----- Extract
COLUMBIA — Everyone I told about my plans to audition for MTV's “The Real World” on Saturday reacted in the same way. They laughed. Then they asked if I was going to audition as myself.
My friend Melanie Morgan summed up everyone’s advice: “We need to make you a persona.”
I agreed. I didn’t think I had the reality TV demeanor. I don’t practice the exhibitionism that I thought a person would need to make it on such programming. Sure, I love attention — I am writing a story about myself — but I don’t joyously proclaim my every inner feeling and conviction.
The premise of "The Real World" is that seven or eight strangers live together in a house for several months with the cameras on. It broke ground for reality TV when it began in 1992, and the casting-call stop at MU, one of 11 scheduled so far around the country, was for its 23rd season.
Besides not having the personality I thought I needed to succeed on the show, I am not a fan of reality TV. First and most obviously, reality TV doesn’t portray reality. The people are far too good-looking and the situations too contrived. Second, a show that claims to be real doesn’t appeal to me. If I wanted to experience reality, my first step would be to turn off the TV.
Still, auditioning sounded like fun, and I started thinking about how I could jazz myself up to appeal to the casting directors. But as I began to come up with material I felt I could pull off without breaking character or laughing, my editor stepped in. “You have to really want it,” she said. "Otherwise, don't go."
I’m competitive by nature. I like to strategize and analyze and calculate, but, most of all, I like to win. With new motivation, I locked my sights on “The Real World.” This was no longer a stunt.
I started pumping up my confidence early in the week, but I didn’t get a strong grip on what I was going to say until I was heading for the audition Saturday morning. With The Who blasting in my ear buds as I walked toward Memorial Union, I mined my head for anecdotes and gritty details, things that would leave an impression.
I came up with things I considered real and honest. But at the casting call, to my surprise, I found much more reality than I'd expected.
After I finished filling out a sign-in form and stapling my picture to it, assistants began counting off the applicants in groups of 10 and led us into the next stage: the group interview. Casting director Kasha Foster later told me that about 300 people auditioned, with a rush coming about 4 p.m.
----------
----- Given information
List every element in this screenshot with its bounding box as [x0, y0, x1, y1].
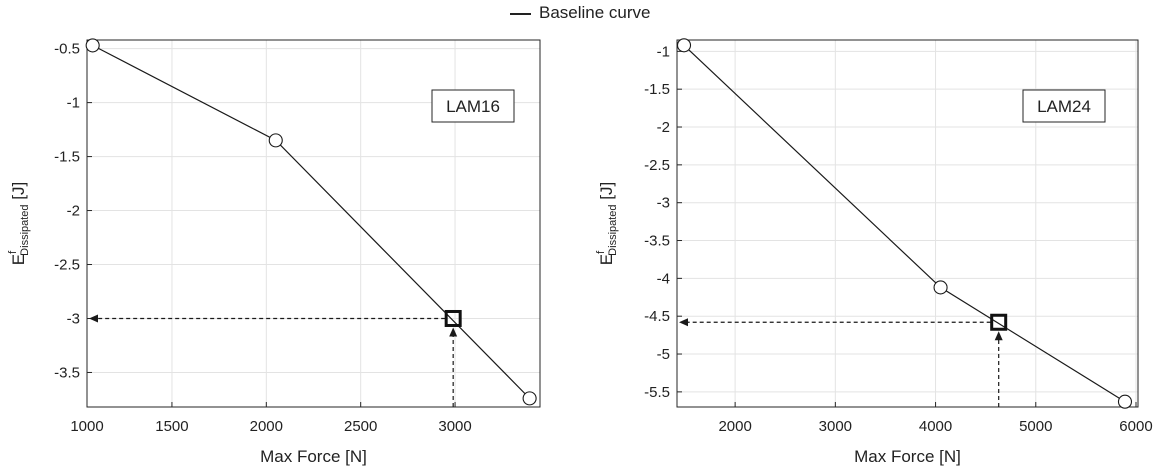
----------
> Exercise set
(1) Write out the part of the audition article that opens with the words containing "I started pumping" and closes with "leave an impression.".
(2) According to the audition article, which season of "The Real World" was the casting call at MU for?
Rely only on the audition article, not on the data.

> Responses for each task
(1)
I started pumping up my confidence early in the week, but I didn’t get a strong grip on what I was going to say until I was heading for the audition Saturday morning. With The Who blasting in my ear buds as I walked toward Memorial Union, I mined my head for anecdotes and gritty details, things that would leave an impression.

(2) The 23rd season.